> Task to carry out:
Gather the lines that hold the string "professional".

> Dataset records:
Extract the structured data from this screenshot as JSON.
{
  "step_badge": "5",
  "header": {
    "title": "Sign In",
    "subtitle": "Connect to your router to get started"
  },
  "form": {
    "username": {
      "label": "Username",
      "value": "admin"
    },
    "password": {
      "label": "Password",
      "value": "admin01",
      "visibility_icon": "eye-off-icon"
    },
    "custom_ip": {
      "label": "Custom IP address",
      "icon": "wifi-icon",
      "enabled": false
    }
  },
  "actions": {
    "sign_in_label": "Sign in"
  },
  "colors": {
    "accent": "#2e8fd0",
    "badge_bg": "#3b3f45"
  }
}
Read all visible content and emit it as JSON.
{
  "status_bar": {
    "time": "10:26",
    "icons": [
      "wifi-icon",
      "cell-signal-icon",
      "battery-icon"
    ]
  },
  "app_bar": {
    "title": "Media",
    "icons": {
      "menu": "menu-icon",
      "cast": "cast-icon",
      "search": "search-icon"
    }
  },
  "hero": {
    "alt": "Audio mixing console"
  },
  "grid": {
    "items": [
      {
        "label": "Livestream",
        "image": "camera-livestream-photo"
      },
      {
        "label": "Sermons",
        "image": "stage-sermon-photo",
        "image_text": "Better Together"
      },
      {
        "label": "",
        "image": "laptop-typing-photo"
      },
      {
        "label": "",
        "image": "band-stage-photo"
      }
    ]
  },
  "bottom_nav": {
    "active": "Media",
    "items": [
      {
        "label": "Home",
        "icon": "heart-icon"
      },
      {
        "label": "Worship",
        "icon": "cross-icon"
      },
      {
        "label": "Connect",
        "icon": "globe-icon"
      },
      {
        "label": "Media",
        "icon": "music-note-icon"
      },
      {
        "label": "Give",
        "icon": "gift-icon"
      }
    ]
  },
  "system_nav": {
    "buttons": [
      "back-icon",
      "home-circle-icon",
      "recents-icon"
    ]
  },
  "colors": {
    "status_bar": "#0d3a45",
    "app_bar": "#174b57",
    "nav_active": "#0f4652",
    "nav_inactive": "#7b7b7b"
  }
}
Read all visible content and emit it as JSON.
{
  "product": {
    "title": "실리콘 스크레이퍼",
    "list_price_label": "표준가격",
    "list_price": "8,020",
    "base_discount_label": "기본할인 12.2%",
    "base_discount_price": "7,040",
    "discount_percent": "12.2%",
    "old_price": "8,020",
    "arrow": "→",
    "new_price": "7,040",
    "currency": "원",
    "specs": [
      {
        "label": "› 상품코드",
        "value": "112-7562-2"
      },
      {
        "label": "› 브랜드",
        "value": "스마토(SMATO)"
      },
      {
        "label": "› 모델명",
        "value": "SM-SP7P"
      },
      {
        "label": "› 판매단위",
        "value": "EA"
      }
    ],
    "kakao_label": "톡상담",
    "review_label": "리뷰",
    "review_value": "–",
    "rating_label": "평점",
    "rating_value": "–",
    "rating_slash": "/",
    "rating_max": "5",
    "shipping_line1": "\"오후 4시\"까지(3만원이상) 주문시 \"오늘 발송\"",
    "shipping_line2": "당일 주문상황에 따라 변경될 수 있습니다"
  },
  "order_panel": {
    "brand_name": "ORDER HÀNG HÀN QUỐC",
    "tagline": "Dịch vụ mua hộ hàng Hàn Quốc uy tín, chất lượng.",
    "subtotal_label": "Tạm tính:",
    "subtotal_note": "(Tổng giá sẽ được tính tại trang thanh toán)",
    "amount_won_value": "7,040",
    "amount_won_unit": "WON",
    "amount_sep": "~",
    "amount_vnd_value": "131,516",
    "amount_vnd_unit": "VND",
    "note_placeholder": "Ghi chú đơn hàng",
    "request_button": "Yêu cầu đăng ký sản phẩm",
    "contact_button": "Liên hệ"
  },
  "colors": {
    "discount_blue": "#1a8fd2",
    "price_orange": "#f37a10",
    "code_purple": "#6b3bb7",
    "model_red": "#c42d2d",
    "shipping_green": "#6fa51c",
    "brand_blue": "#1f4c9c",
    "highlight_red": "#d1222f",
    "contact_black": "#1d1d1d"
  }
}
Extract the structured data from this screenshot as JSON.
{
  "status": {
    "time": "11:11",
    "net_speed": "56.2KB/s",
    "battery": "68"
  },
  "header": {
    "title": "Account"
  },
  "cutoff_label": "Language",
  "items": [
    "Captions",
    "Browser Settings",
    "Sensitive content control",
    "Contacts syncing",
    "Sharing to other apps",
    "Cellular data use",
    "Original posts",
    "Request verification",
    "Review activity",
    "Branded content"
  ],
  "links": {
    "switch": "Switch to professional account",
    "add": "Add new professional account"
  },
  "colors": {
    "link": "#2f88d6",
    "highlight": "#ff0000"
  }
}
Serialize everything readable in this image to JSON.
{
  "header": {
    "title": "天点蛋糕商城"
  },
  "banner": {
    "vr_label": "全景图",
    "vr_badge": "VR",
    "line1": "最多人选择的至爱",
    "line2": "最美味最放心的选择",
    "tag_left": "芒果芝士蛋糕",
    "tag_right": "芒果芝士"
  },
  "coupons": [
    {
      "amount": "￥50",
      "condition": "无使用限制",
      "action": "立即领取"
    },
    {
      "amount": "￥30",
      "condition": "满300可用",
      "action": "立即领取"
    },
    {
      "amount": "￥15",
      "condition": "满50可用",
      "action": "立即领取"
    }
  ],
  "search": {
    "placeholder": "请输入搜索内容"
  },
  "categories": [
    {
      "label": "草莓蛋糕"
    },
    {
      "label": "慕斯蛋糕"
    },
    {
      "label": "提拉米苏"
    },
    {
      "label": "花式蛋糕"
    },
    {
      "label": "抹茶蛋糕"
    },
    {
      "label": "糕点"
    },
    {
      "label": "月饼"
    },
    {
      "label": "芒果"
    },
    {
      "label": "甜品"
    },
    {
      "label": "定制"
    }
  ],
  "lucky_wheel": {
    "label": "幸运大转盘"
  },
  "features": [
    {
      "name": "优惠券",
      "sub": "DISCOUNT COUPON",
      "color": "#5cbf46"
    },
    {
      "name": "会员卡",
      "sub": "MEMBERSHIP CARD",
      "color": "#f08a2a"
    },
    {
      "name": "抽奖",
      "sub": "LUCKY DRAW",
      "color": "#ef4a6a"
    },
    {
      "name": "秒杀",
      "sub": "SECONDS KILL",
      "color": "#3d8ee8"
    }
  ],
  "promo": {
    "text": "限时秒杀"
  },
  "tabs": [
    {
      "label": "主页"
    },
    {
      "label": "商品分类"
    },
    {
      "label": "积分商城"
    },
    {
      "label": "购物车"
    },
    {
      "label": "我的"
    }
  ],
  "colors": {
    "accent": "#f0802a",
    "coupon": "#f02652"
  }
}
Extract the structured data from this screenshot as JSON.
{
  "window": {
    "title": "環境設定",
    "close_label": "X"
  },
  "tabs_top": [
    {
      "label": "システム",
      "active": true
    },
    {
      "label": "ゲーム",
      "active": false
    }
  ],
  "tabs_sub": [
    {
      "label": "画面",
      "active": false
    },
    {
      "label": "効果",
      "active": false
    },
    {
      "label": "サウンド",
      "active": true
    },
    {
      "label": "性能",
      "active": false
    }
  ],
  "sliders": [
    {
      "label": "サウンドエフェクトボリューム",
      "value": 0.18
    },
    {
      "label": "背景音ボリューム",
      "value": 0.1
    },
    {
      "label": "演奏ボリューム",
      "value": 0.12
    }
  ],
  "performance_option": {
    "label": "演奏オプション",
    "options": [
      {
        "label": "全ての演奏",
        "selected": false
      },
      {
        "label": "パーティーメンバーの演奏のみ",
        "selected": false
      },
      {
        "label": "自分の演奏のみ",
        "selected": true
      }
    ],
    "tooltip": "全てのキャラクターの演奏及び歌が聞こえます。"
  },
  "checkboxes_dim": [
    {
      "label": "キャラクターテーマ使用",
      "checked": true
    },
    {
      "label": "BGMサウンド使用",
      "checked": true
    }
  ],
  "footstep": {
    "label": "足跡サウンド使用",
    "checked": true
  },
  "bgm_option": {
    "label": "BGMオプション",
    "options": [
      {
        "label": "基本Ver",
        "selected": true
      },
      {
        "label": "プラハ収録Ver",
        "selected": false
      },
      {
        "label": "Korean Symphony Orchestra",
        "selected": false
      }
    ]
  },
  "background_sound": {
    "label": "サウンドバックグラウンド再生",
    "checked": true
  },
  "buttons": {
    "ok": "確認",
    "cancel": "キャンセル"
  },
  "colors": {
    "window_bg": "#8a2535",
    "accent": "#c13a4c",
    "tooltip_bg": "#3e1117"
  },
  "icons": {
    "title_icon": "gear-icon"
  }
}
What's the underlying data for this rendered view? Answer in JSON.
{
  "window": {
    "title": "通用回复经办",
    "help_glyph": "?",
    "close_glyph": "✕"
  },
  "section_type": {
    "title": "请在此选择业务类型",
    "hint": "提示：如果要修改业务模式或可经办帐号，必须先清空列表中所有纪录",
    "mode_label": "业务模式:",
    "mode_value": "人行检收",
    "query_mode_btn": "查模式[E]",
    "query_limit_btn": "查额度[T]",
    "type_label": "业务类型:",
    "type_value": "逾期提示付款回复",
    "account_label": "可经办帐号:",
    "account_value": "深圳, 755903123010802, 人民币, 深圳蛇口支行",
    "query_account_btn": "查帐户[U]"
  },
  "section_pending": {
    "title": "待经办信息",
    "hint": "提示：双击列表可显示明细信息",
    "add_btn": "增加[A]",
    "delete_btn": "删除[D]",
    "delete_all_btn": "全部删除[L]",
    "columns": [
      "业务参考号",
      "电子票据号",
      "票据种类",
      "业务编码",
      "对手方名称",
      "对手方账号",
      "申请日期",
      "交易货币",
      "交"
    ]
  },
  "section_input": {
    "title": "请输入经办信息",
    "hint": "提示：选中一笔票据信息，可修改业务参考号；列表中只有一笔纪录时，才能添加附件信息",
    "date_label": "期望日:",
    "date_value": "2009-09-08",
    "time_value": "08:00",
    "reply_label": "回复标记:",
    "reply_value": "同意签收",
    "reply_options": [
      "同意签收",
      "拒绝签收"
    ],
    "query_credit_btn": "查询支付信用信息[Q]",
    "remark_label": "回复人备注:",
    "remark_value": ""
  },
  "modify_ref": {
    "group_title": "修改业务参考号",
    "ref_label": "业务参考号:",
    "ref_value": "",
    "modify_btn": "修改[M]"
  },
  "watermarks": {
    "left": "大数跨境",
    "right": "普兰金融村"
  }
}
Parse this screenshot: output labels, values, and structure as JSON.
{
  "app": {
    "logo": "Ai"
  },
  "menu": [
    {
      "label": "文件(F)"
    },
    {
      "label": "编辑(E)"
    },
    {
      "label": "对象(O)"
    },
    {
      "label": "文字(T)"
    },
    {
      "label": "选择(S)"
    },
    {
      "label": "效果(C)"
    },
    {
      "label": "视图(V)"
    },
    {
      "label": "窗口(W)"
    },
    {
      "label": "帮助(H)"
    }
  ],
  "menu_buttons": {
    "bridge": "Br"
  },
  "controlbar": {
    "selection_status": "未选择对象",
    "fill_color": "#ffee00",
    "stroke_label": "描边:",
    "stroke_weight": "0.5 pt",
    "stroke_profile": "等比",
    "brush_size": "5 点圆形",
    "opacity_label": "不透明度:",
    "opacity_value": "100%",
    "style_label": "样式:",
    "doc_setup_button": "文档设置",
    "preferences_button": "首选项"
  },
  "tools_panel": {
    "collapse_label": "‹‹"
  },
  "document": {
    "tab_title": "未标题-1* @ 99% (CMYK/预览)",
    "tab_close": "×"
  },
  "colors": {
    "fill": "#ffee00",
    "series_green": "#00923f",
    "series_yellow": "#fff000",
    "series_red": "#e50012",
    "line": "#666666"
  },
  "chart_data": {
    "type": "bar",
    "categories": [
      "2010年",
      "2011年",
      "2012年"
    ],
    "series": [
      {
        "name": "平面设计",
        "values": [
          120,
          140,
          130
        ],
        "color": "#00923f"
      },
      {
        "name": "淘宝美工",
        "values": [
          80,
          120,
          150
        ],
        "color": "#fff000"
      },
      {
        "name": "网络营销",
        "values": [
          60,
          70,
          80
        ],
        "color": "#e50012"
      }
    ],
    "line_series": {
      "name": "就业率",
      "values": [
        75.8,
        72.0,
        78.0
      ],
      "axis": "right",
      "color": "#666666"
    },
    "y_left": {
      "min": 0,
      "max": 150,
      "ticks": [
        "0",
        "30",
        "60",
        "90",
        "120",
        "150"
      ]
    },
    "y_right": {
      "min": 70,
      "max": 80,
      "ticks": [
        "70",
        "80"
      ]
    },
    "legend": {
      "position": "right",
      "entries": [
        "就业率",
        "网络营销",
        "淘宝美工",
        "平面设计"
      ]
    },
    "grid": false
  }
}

> Result of this task:
    "switch": "Switch to professional account",
    "add": "Add new professional account"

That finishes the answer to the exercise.